== WHAT NEEDS TO BE DONE ==
Transcribe the passage on V-variable image compression starting at "Let V be a fixed" and ending at "Acadia University, Canada.".

== EXTRACTED TEXT ==
===============
Let V be a fixed positive integer. We say that the image is V-variable if the image contains at most V distinct image pieces for any n.
We describe a simple algorithm for lossy image compression where a given target image is approximated by a V-variable image. Joint work with Franklin Mendivil, Acadia University, Canada.
===============
== EXCERPTED RECORDS ==
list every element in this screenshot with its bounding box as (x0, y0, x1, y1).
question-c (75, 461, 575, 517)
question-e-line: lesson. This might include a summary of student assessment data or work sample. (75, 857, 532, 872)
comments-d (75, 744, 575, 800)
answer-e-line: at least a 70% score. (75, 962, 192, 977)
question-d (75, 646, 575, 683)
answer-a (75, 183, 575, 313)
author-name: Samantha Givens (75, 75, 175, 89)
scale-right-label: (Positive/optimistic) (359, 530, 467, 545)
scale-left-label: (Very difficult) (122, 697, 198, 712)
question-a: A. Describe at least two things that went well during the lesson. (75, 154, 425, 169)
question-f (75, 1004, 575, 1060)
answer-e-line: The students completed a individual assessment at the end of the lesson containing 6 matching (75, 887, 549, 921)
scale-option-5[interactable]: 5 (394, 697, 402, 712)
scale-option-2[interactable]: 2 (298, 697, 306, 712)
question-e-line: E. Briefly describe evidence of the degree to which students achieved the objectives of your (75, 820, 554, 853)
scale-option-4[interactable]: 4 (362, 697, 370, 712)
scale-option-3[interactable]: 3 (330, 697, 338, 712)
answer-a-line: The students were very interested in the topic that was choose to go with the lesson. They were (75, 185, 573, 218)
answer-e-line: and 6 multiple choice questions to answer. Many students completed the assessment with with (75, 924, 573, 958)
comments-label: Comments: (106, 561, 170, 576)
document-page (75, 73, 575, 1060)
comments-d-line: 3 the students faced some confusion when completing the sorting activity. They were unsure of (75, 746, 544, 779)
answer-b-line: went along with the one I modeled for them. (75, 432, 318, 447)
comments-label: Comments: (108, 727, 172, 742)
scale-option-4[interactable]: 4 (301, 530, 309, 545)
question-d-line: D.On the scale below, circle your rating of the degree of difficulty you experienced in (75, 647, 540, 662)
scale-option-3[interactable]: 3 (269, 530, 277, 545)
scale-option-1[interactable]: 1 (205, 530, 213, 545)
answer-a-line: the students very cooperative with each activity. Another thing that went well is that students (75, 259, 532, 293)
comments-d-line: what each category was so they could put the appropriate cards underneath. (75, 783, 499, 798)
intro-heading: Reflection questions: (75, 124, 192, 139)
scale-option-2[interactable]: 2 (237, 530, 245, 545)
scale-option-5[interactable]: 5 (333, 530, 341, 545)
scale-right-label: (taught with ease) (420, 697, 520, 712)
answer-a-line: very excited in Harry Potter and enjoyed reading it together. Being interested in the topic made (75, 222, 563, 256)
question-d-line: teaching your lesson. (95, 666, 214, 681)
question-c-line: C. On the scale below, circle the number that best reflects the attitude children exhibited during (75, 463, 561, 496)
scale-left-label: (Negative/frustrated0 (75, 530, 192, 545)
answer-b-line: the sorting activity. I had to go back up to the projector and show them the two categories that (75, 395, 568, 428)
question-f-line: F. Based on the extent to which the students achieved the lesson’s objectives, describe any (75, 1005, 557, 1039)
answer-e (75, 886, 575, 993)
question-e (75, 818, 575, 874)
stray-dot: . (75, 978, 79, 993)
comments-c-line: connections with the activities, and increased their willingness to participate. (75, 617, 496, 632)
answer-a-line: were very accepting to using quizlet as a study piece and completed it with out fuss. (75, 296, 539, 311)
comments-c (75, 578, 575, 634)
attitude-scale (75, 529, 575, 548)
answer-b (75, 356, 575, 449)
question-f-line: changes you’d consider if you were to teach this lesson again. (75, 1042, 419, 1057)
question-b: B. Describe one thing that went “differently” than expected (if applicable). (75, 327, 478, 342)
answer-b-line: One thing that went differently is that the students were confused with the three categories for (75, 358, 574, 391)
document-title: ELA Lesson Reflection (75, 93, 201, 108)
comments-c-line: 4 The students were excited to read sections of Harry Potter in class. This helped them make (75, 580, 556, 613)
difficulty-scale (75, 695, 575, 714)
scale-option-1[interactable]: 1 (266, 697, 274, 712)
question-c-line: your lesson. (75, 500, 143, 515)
===============
== YOUR RESPONSE ==
Let V be a fixed positive integer. We say that the image is V-variable if the image contains at most V distinct image pieces for any n.
We describe a simple algorithm for lossy image compression where a given target image is approximated by a V-variable image. Joint work with Franklin Mendivil, Acadia University, Canada.